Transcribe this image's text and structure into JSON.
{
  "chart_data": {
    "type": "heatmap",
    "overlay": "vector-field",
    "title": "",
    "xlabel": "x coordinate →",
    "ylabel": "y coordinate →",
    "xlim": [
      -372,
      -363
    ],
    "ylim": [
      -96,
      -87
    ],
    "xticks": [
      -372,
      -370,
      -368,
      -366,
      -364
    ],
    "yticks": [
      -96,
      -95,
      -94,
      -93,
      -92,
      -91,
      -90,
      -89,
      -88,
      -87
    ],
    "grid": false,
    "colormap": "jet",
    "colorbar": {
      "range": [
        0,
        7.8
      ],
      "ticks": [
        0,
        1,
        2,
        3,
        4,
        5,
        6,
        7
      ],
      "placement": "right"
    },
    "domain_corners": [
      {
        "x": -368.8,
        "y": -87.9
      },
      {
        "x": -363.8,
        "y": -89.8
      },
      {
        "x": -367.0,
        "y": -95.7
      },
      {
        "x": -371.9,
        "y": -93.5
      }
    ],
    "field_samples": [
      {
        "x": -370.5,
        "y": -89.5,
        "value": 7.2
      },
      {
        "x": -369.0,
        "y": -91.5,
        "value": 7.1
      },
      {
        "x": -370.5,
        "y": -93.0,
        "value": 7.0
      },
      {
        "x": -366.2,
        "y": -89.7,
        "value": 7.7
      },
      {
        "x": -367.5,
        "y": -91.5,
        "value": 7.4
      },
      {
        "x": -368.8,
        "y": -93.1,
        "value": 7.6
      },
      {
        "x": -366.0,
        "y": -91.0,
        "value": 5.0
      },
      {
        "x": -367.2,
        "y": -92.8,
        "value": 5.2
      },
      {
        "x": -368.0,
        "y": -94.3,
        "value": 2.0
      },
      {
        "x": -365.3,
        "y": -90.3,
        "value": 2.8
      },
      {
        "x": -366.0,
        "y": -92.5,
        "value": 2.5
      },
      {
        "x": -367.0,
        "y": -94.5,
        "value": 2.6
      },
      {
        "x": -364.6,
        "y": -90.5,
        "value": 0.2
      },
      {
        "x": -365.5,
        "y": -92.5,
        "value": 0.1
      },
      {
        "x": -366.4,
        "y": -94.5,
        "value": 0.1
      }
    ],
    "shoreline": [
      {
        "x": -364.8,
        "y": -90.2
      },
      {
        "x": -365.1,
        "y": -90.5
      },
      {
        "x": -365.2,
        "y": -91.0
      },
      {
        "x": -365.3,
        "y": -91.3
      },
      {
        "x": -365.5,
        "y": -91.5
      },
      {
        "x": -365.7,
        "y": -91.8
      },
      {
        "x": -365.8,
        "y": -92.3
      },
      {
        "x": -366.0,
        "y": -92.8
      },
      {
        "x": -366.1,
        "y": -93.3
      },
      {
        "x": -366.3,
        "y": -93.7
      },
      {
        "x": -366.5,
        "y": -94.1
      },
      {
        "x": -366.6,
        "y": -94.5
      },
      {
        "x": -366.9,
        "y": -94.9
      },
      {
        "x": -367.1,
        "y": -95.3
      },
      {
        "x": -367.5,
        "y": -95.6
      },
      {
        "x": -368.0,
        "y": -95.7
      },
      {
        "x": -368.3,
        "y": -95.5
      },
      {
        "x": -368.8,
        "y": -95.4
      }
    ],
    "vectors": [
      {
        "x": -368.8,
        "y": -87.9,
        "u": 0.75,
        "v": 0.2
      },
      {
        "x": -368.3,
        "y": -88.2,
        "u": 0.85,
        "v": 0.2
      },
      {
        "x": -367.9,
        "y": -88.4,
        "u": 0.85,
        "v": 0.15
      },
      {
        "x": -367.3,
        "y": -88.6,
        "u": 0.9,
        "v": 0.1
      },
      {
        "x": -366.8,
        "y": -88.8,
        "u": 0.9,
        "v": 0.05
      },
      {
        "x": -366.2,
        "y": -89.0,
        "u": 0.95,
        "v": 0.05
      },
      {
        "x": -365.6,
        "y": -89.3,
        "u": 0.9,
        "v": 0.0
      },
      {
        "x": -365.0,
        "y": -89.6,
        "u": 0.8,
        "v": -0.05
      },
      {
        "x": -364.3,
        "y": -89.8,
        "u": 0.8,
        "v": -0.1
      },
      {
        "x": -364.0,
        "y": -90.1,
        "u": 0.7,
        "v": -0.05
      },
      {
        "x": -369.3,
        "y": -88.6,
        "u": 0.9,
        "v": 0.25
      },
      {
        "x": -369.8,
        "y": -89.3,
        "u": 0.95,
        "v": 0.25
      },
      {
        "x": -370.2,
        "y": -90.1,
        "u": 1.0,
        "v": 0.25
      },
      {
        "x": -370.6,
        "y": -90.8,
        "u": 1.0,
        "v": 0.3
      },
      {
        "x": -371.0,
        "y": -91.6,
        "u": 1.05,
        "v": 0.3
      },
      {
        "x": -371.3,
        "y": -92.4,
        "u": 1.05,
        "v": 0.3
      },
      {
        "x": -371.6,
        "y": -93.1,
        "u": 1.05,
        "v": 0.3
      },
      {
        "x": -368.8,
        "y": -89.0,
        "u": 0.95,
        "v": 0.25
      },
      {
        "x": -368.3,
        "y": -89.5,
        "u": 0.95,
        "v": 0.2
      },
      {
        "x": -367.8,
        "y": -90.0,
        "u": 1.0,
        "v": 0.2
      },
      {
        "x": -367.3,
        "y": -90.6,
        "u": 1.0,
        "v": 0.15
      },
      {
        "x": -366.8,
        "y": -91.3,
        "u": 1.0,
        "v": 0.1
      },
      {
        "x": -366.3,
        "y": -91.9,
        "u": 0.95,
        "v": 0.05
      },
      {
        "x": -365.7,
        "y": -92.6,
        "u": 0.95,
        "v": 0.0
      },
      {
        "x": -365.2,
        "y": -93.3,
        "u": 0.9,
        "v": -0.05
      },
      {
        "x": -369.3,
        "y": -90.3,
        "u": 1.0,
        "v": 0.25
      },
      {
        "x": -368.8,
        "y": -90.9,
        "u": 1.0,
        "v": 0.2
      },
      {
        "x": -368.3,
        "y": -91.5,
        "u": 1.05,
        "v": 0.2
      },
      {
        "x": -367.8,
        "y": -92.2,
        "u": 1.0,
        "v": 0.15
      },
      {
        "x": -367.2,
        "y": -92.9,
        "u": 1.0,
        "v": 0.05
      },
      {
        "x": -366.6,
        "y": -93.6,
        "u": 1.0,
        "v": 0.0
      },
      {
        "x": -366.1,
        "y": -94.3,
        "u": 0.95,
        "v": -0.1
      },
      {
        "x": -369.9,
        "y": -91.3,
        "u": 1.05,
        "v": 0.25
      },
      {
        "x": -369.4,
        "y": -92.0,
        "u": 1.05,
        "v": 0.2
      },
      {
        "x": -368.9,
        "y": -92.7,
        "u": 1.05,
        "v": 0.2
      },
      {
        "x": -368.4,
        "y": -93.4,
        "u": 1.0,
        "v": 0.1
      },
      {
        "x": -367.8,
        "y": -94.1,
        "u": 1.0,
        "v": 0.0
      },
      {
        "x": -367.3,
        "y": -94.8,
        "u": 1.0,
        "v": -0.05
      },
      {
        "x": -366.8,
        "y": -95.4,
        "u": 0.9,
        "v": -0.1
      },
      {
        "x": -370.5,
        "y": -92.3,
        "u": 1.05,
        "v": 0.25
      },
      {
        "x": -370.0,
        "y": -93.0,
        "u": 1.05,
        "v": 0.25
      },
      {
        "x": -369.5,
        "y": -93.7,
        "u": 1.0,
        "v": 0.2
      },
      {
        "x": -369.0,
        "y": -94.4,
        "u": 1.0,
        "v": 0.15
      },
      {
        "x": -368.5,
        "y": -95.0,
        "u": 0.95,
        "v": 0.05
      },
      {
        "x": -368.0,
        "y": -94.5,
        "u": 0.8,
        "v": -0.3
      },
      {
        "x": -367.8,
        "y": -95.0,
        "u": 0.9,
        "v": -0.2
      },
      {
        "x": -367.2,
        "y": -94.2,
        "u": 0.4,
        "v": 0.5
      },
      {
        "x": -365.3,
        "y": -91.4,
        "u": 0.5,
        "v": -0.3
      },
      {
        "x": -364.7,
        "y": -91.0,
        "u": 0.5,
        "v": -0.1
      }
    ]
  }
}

________________________________________

- DIRECTIONS FOR THIS TASK -
Find all the lines containing "coordinate" in the material, then copy them.

- FULL RESPONSE -
    "xlabel": "x coordinate →",
    "ylabel": "y coordinate →",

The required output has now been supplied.